WHAT YOU HAVE TO DO
Leaving out every picture, quote the data below exactly as it appears.

* START SUPPLIED ENTRIES *

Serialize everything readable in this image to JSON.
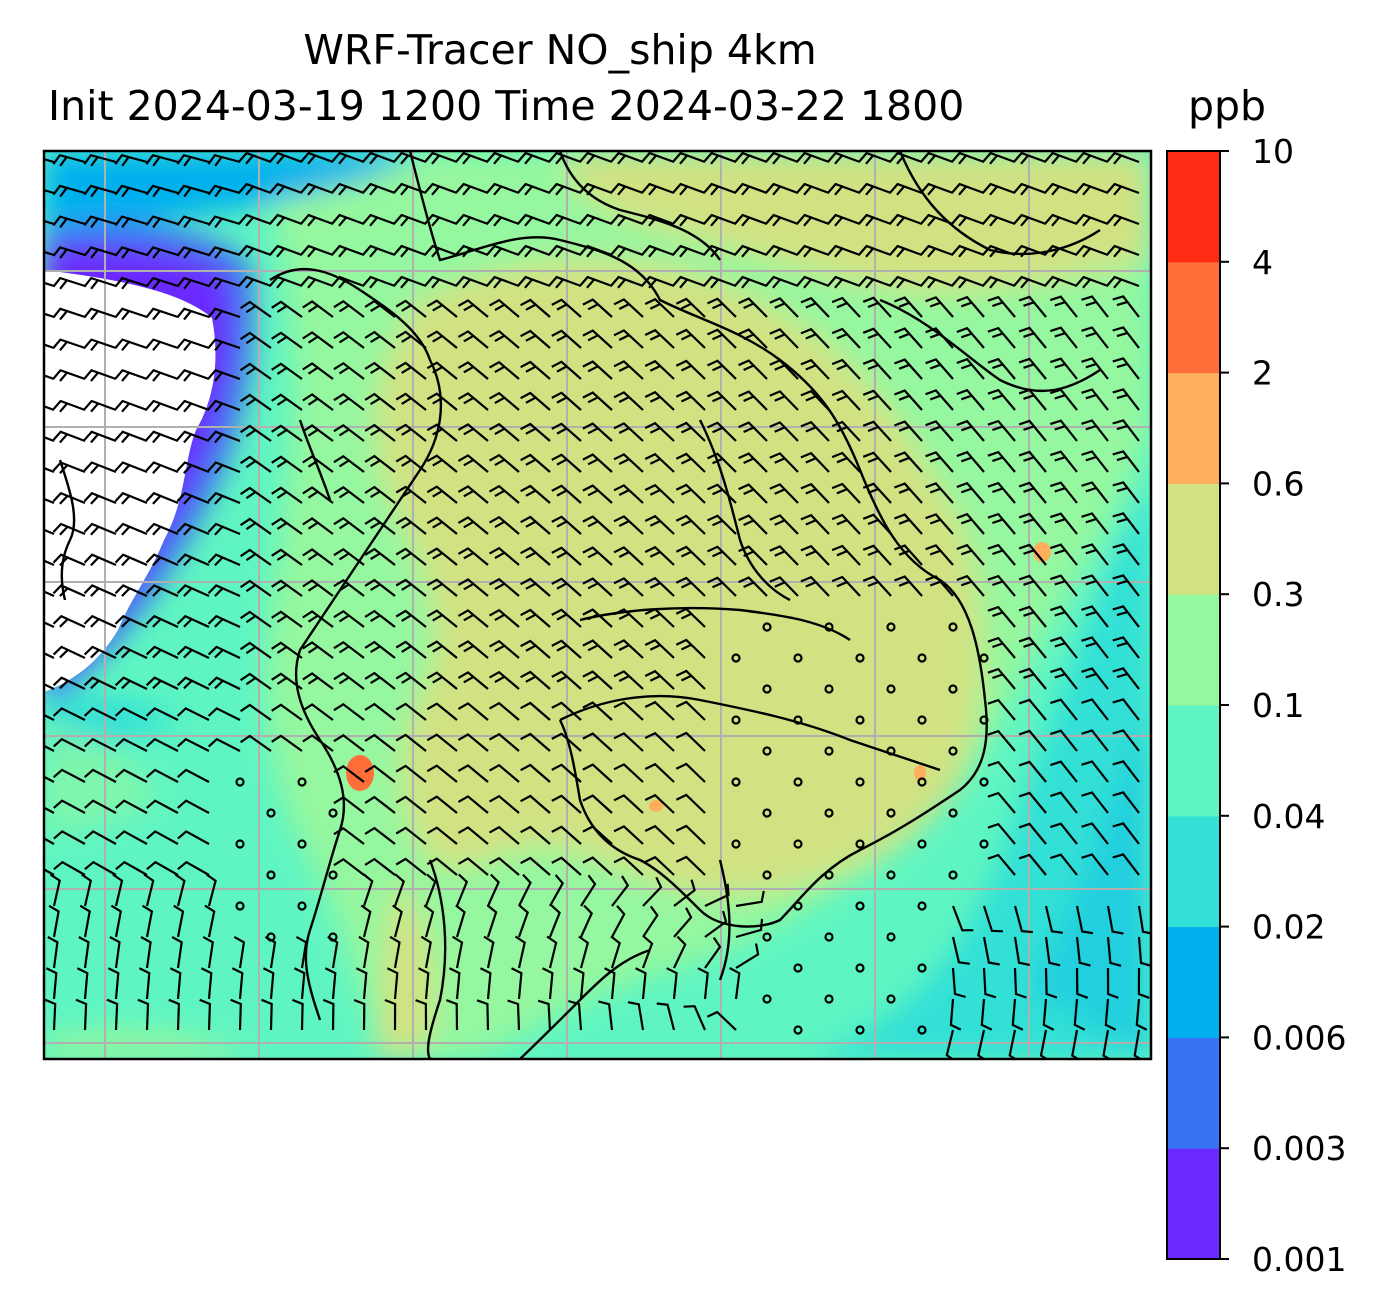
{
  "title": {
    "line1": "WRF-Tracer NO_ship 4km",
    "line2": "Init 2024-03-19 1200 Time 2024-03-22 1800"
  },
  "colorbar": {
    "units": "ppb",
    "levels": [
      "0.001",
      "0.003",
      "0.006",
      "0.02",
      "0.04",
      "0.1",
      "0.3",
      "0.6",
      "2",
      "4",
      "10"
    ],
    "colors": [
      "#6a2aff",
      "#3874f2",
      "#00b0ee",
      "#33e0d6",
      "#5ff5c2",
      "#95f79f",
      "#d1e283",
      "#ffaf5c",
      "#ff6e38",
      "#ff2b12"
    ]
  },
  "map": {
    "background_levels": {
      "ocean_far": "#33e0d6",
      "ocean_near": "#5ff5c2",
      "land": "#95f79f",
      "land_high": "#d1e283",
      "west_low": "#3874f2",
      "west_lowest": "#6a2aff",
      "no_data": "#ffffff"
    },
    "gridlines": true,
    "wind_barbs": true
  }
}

* END SUPPLIED ENTRIES *

RESULT
Serialize everything readable in this image to JSON.
{
  "title": {
    "line1": "WRF-Tracer NO_ship 4km",
    "line2": "Init 2024-03-19 1200 Time 2024-03-22 1800"
  },
  "colorbar": {
    "units": "ppb",
    "levels": [
      "0.001",
      "0.003",
      "0.006",
      "0.02",
      "0.04",
      "0.1",
      "0.3",
      "0.6",
      "2",
      "4",
      "10"
    ],
    "colors": [
      "#6a2aff",
      "#3874f2",
      "#00b0ee",
      "#33e0d6",
      "#5ff5c2",
      "#95f79f",
      "#d1e283",
      "#ffaf5c",
      "#ff6e38",
      "#ff2b12"
    ]
  },
  "map": {
    "background_levels": {
      "ocean_far": "#33e0d6",
      "ocean_near": "#5ff5c2",
      "land": "#95f79f",
      "land_high": "#d1e283",
      "west_low": "#3874f2",
      "west_lowest": "#6a2aff",
      "no_data": "#ffffff"
    },
    "gridlines": true,
    "wind_barbs": true
  }
}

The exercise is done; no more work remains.